→ DESCRIPTION OF THE TASK
Copy everything from the start of the data down to the line containing "8, 360, 22]", with both ends included, reproducing each line exactly.

→ GIVEN DATA
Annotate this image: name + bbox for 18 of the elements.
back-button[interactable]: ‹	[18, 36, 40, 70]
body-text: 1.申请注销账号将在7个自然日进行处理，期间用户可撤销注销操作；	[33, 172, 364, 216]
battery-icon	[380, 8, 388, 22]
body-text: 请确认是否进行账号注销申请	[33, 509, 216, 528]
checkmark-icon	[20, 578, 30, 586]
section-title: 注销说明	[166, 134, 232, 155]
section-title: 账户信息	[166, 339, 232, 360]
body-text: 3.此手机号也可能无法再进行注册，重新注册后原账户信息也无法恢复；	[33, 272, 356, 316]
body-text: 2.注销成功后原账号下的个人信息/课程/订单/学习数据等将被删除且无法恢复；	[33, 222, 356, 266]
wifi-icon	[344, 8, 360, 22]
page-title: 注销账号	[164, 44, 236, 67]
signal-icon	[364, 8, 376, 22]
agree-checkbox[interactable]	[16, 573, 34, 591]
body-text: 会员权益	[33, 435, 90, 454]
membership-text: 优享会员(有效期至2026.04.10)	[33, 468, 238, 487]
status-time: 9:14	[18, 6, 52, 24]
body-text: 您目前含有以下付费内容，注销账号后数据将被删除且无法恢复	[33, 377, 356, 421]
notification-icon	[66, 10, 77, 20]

→ FINISHED TASK
Annotate this image: name + bbox for 18 of the elements.
back-button[interactable]: ‹	[18, 36, 40, 70]
body-text: 1.申请注销账号将在7个自然日进行处理，期间用户可撤销注销操作；	[33, 172, 364, 216]
battery-icon	[380, 8, 388, 22]
body-text: 请确认是否进行账号注销申请	[33, 509, 216, 528]
checkmark-icon	[20, 578, 30, 586]
section-title: 注销说明	[166, 134, 232, 155]
section-title: 账户信息	[166, 339, 232, 360]
body-text: 3.此手机号也可能无法再进行注册，重新注册后原账户信息也无法恢复；	[33, 272, 356, 316]
body-text: 2.注销成功后原账号下的个人信息/课程/订单/学习数据等将被删除且无法恢复；	[33, 222, 356, 266]
wifi-icon	[344, 8, 360, 22]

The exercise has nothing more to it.